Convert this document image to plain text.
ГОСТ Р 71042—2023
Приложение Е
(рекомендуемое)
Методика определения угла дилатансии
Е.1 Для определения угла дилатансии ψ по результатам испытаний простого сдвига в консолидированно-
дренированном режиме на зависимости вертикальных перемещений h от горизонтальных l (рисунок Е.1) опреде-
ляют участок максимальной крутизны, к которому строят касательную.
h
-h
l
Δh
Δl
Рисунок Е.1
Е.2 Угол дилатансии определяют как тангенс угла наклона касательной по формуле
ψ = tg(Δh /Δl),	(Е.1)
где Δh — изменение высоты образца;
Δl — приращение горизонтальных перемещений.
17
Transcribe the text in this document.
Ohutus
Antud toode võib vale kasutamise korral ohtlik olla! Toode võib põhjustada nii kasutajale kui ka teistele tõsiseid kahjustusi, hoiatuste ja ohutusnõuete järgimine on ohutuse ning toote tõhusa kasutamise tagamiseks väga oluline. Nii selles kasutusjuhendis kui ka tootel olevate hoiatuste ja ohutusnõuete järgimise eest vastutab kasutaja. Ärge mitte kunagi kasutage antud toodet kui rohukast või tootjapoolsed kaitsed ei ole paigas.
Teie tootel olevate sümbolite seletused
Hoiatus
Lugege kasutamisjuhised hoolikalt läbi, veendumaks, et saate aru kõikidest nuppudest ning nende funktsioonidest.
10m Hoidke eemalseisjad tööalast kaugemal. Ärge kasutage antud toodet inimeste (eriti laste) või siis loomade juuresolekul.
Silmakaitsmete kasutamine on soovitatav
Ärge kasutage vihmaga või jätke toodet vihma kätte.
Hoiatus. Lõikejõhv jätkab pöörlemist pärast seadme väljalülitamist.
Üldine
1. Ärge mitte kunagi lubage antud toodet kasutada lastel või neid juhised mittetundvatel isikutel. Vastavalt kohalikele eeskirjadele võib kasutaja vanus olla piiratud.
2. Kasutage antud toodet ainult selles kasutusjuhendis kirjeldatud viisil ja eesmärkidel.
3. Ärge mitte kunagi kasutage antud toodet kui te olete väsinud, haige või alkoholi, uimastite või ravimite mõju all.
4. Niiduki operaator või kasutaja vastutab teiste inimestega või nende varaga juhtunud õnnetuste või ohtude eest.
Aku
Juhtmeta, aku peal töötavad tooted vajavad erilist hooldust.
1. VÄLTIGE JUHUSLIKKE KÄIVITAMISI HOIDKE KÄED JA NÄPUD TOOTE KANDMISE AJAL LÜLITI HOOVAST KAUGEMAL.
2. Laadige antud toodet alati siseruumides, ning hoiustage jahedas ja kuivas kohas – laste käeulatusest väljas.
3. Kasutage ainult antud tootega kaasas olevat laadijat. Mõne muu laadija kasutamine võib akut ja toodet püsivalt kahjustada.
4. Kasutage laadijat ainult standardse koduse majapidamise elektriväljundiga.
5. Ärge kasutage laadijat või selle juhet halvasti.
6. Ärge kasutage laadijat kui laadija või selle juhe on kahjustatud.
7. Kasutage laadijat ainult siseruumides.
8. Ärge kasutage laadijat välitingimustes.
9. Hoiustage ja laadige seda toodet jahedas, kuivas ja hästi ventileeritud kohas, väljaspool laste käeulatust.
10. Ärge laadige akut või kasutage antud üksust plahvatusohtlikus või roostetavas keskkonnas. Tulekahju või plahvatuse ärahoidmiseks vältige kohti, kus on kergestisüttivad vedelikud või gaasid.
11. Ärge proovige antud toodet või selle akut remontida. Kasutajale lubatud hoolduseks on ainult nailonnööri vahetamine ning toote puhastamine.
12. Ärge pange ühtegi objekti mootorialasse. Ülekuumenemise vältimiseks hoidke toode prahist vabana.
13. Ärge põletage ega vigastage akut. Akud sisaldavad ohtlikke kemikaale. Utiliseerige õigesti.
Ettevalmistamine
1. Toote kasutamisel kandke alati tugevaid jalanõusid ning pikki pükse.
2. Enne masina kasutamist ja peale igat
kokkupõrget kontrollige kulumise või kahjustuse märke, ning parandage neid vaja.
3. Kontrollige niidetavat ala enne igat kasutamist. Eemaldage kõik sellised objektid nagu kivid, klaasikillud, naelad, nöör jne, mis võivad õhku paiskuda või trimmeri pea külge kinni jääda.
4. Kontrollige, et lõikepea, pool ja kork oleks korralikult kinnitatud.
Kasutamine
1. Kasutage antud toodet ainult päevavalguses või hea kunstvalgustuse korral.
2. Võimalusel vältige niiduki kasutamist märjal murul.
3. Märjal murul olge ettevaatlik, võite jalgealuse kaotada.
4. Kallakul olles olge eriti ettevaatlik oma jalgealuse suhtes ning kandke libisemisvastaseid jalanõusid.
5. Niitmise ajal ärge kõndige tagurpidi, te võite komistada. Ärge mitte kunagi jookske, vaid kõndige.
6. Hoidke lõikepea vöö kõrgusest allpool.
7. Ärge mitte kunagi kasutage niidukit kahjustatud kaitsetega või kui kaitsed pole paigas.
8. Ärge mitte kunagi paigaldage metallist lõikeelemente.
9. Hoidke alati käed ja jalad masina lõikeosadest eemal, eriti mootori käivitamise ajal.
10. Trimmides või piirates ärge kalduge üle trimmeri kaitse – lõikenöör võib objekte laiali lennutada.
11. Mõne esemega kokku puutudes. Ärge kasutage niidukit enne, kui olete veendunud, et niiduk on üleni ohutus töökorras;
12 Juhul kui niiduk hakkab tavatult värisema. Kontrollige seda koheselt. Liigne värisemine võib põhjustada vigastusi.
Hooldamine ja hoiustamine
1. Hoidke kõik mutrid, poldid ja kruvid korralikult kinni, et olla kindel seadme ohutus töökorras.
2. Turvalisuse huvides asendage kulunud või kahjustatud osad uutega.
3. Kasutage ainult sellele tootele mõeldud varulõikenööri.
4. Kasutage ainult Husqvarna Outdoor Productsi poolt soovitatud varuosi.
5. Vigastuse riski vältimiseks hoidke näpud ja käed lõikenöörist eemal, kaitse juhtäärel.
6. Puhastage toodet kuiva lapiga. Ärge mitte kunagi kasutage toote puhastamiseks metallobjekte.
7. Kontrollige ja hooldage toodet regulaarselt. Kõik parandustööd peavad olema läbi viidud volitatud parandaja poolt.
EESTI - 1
____
*Written request*. In the entries above, identify each line that includes the string "igat", then copy it.

*Solution for this exercise*.
2. Enne masina kasutamist ja peale igat
3. Kontrollige niidetavat ala enne igat kasutamist. Eemaldage kõik sellised objektid nagu kivid, klaasikillud, naelad, nöör jne, mis võivad õhku paiskuda või trimmeri pea külge kinni jääda.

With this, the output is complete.